== DATASET RECORDS ==
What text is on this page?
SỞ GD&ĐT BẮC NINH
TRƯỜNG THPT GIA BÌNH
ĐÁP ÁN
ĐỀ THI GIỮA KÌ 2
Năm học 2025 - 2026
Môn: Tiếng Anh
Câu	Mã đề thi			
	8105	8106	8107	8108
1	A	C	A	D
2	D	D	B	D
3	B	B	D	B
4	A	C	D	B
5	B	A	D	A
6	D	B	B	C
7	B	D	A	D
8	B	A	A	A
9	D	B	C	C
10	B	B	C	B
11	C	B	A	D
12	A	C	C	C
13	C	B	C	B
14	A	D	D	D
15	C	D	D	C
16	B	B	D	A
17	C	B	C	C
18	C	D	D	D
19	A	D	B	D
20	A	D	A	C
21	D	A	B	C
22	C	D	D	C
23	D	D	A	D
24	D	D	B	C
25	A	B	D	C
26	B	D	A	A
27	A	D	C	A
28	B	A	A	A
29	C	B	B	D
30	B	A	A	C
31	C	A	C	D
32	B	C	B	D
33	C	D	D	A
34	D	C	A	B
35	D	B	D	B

== STATED GOAL ==
Copy all data exactly, start to finish.

== RESULT OF THIS TASK ==
What text is on this page?
SỞ GD&ĐT BẮC NINH
TRƯỜNG THPT GIA BÌNH
ĐÁP ÁN
ĐỀ THI GIỮA KÌ 2
Năm học 2025 - 2026
Môn: Tiếng Anh
Câu	Mã đề thi			
	8105	8106	8107	8108
1	A	C	A	D
2	D	D	B	D
3	B	B	D	B
4	A	C	D	B
5	B	A	D	A
6	D	B	B	C
7	B	D	A	D
8	B	A	A	A
9	D	B	C	C
10	B	B	C	B
11	C	B	A	D
12	A	C	C	C
13	C	B	C	B
14	A	D	D	D
15	C	D	D	C
16	B	B	D	A
17	C	B	C	C
18	C	D	D	D
19	A	D	B	D
20	A	D	A	C
21	D	A	B	C
22	C	D	D	C
23	D	D	A	D
24	D	D	B	C
25	A	B	D	C
26	B	D	A	A
27	A	D	C	A
28	B	A	A	A
29	C	B	B	D
30	B	A	A	C
31	C	A	C	D
32	B	C	B	D
33	C	D	D	A
34	D	C	A	B
35	D	B	D	B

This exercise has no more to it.